**Dataset records**

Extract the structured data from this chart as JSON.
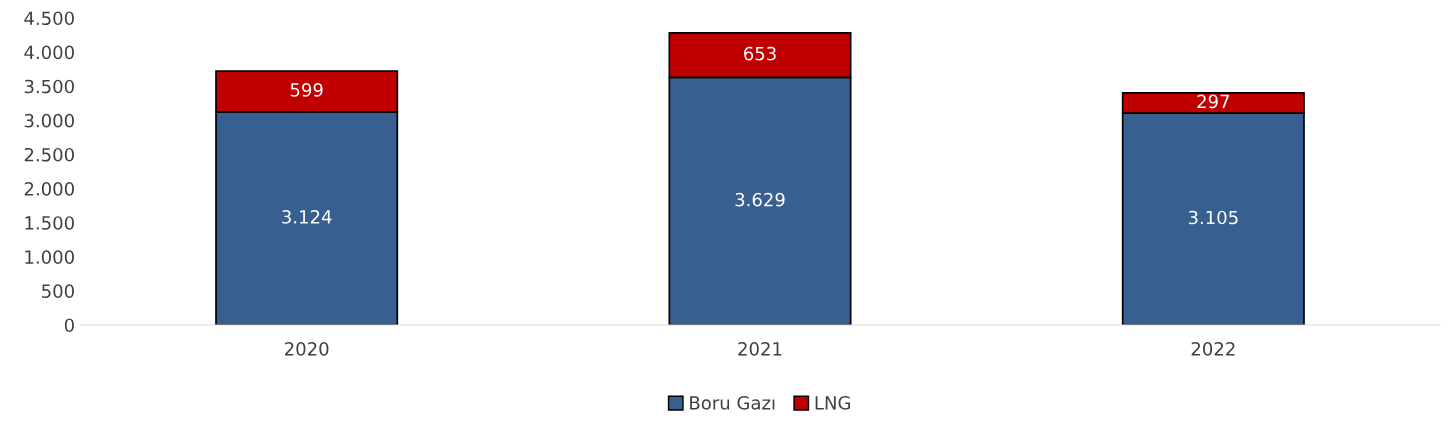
{
  "chart_data": {
    "type": "bar",
    "stacked": true,
    "categories": [
      "2020",
      "2021",
      "2022"
    ],
    "series": [
      {
        "name": "Boru Gazı",
        "color": "#375f8f",
        "values": [
          3124,
          3629,
          3105
        ],
        "value_labels": [
          "3.124",
          "3.629",
          "3.105"
        ]
      },
      {
        "name": "LNG",
        "color": "#c00000",
        "values": [
          599,
          653,
          297
        ],
        "value_labels": [
          "599",
          "653",
          "297"
        ]
      }
    ],
    "ylim": [
      0,
      4500
    ],
    "yticks": [
      0,
      500,
      {
        "value": 1000,
        "label": "1.000"
      },
      {
        "value": 1500,
        "label": "1.500"
      },
      {
        "value": 2000,
        "label": "2.000"
      },
      {
        "value": 2500,
        "label": "2.500"
      },
      {
        "value": 3000,
        "label": "3.000"
      },
      {
        "value": 3500,
        "label": "3.500"
      },
      {
        "value": 4000,
        "label": "4.000"
      },
      {
        "value": 4500,
        "label": "4.500"
      }
    ],
    "grid": false,
    "legend": "bottom"
  }
}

**Aim**
Copy out the records above in full, exactly as written, but not the pictures.

**Answer to the task**
Extract the structured data from this chart as JSON.
{
  "chart_data": {
    "type": "bar",
    "stacked": true,
    "categories": [
      "2020",
      "2021",
      "2022"
    ],
    "series": [
      {
        "name": "Boru Gazı",
        "color": "#375f8f",
        "values": [
          3124,
          3629,
          3105
        ],
        "value_labels": [
          "3.124",
          "3.629",
          "3.105"
        ]
      },
      {
        "name": "LNG",
        "color": "#c00000",
        "values": [
          599,
          653,
          297
        ],
        "value_labels": [
          "599",
          "653",
          "297"
        ]
      }
    ],
    "ylim": [
      0,
      4500
    ],
    "yticks": [
      0,
      500,
      {
        "value": 1000,
        "label": "1.000"
      },
      {
        "value": 1500,
        "label": "1.500"
      },
      {
        "value": 2000,
        "label": "2.000"
      },
      {
        "value": 2500,
        "label": "2.500"
      },
      {
        "value": 3000,
        "label": "3.000"
      },
      {
        "value": 3500,
        "label": "3.500"
      },
      {
        "value": 4000,
        "label": "4.000"
      },
      {
        "value": 4500,
        "label": "4.500"
      }
    ],
    "grid": false,
    "legend": "bottom"
  }
}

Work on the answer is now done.